— Supplied material —

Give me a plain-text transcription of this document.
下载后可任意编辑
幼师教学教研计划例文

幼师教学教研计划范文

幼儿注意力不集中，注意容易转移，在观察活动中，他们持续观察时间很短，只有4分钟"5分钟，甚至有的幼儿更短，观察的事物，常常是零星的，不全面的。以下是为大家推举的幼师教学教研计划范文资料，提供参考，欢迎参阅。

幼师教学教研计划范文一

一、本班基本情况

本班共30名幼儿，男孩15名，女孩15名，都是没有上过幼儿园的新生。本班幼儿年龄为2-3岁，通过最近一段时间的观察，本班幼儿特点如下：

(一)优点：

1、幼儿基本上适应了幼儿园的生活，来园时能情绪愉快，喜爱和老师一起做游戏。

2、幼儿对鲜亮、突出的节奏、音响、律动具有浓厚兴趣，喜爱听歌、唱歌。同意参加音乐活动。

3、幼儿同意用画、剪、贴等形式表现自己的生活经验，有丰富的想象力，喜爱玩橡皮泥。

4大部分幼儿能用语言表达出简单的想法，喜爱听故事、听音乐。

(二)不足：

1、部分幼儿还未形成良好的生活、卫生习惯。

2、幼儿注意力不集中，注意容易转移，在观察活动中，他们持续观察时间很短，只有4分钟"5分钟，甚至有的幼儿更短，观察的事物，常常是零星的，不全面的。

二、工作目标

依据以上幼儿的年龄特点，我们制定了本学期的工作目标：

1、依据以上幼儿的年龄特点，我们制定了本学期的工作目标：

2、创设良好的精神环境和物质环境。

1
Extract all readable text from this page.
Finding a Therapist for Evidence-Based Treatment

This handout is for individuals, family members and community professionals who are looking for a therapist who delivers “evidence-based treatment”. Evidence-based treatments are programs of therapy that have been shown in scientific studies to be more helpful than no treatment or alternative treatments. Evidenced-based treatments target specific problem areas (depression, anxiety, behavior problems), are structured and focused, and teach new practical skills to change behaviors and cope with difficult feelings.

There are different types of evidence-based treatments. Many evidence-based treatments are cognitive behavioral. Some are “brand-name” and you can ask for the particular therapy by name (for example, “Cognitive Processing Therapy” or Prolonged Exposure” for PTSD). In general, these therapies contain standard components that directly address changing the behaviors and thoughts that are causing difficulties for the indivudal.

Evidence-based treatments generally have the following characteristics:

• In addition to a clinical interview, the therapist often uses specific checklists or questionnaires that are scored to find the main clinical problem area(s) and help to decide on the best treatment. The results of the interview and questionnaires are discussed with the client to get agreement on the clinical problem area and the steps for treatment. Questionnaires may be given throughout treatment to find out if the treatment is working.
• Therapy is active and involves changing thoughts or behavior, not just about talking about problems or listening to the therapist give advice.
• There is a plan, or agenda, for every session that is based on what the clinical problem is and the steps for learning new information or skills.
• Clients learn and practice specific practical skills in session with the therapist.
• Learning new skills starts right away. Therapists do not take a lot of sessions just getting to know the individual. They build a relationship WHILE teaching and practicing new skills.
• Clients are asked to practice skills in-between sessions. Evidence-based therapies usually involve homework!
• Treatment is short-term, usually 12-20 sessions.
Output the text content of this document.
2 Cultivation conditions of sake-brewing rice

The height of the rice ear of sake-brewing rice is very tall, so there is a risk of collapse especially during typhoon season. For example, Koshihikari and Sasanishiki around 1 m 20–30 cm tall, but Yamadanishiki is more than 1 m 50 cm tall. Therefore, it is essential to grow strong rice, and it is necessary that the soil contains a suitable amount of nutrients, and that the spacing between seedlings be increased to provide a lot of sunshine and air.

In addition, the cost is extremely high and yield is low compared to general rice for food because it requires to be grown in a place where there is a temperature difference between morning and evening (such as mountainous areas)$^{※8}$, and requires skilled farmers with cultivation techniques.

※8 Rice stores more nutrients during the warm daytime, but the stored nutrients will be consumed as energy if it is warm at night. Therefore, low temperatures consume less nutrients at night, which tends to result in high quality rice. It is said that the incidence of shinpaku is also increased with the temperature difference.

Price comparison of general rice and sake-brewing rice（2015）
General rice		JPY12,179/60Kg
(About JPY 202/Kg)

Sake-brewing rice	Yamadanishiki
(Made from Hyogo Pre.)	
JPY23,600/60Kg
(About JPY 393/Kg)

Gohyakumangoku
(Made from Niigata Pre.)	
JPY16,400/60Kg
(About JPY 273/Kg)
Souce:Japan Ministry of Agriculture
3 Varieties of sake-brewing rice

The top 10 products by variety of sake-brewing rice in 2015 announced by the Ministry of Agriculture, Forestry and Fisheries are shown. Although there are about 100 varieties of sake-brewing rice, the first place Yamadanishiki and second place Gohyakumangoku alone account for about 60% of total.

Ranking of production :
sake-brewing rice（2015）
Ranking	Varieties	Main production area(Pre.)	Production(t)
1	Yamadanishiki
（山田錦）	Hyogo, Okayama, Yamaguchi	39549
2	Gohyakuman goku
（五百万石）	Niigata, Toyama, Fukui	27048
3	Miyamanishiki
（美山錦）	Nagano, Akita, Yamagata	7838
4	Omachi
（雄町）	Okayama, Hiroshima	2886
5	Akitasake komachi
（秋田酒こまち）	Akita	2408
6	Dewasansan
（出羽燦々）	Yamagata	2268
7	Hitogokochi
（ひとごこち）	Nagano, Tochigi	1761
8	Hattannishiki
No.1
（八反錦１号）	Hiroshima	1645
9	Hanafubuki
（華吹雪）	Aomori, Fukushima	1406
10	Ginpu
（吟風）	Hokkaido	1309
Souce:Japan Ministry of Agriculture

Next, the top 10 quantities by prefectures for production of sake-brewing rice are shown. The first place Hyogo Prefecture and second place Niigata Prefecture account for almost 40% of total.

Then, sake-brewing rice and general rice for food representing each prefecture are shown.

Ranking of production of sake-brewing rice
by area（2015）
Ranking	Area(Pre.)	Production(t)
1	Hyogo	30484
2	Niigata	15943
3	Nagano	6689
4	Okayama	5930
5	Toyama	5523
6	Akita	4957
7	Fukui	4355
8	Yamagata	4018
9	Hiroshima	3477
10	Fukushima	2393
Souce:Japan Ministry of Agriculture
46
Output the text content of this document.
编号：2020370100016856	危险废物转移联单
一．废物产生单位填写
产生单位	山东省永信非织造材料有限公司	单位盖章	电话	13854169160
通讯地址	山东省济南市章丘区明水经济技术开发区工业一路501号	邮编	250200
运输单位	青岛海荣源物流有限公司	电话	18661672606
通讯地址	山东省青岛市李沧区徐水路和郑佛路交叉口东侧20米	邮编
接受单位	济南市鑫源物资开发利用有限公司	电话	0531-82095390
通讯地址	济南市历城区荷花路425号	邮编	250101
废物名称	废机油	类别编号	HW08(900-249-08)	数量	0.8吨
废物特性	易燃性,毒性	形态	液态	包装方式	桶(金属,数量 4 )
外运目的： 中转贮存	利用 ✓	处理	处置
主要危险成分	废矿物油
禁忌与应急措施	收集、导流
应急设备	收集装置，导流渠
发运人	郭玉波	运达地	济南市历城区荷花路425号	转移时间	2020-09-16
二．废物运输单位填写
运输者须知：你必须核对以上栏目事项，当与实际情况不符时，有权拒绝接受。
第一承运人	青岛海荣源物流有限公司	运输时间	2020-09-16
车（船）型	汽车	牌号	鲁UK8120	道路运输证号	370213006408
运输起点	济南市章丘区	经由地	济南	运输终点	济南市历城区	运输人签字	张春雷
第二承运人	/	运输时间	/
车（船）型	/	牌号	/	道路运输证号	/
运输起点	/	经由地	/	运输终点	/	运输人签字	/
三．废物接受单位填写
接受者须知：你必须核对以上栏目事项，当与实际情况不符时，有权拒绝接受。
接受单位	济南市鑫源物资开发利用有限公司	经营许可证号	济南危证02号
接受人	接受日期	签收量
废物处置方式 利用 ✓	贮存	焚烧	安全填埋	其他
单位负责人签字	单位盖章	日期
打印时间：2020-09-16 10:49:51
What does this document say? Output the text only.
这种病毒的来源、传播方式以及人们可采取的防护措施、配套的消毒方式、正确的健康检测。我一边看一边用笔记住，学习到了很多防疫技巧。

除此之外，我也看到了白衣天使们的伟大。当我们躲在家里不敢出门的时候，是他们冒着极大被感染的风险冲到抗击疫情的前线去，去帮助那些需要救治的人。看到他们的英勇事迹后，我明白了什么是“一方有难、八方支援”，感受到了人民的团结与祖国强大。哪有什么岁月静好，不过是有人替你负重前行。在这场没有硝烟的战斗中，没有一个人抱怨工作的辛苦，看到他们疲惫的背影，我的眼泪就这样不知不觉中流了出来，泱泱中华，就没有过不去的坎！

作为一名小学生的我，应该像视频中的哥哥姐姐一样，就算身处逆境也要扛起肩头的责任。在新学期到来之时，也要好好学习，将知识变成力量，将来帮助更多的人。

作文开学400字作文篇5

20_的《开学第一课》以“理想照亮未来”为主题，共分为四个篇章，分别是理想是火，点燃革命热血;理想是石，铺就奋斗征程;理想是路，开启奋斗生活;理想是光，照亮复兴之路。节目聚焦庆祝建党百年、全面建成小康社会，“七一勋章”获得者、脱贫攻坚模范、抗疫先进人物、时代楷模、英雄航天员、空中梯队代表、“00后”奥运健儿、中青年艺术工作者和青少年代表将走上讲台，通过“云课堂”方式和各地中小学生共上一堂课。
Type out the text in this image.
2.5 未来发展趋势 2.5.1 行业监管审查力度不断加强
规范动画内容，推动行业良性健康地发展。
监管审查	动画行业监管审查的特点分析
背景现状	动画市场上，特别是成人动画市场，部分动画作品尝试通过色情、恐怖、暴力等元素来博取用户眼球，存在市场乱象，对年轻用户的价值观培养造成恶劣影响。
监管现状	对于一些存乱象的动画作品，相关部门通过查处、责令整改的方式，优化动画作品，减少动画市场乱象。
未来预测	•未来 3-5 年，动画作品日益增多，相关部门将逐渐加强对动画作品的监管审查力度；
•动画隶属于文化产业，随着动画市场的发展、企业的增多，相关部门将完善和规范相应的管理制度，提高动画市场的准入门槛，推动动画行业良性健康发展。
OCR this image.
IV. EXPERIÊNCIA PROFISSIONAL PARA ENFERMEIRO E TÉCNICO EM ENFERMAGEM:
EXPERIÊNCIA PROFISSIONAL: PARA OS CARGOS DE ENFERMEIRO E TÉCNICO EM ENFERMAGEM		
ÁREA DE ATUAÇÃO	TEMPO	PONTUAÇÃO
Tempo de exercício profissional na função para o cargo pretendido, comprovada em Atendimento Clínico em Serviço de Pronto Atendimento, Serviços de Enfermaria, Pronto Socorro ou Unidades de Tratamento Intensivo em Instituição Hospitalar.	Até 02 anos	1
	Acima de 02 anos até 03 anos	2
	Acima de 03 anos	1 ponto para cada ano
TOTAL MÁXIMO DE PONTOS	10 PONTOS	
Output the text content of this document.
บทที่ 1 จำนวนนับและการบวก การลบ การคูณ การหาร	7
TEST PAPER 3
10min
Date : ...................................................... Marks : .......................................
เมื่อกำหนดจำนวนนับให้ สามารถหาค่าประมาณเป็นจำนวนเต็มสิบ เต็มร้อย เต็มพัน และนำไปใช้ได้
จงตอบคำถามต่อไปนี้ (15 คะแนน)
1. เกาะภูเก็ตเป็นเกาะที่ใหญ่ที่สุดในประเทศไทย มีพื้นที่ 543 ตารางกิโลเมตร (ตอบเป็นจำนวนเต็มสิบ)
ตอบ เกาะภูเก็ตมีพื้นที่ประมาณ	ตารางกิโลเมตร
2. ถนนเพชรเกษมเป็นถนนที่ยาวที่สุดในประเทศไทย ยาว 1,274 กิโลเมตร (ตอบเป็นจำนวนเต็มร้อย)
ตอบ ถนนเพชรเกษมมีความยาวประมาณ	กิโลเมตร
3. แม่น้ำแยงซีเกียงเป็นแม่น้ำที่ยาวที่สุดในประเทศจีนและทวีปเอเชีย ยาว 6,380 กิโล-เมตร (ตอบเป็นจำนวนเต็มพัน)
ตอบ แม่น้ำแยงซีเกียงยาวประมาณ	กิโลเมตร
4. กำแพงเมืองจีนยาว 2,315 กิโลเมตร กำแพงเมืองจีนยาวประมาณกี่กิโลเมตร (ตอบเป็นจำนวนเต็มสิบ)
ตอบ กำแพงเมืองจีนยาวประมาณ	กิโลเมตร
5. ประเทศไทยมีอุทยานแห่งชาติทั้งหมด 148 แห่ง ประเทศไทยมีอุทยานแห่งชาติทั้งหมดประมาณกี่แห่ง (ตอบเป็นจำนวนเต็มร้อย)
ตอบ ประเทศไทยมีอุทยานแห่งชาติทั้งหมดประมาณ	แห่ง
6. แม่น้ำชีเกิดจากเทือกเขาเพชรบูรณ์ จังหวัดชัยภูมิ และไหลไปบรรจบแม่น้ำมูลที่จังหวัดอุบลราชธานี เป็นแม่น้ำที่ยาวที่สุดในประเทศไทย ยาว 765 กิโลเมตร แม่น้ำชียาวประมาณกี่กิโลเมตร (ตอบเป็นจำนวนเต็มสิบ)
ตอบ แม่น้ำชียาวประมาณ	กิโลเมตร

— Task details —
Report the number of lines in the listing that include the string "sessions"; give nothing but the number.

— Final answer —
3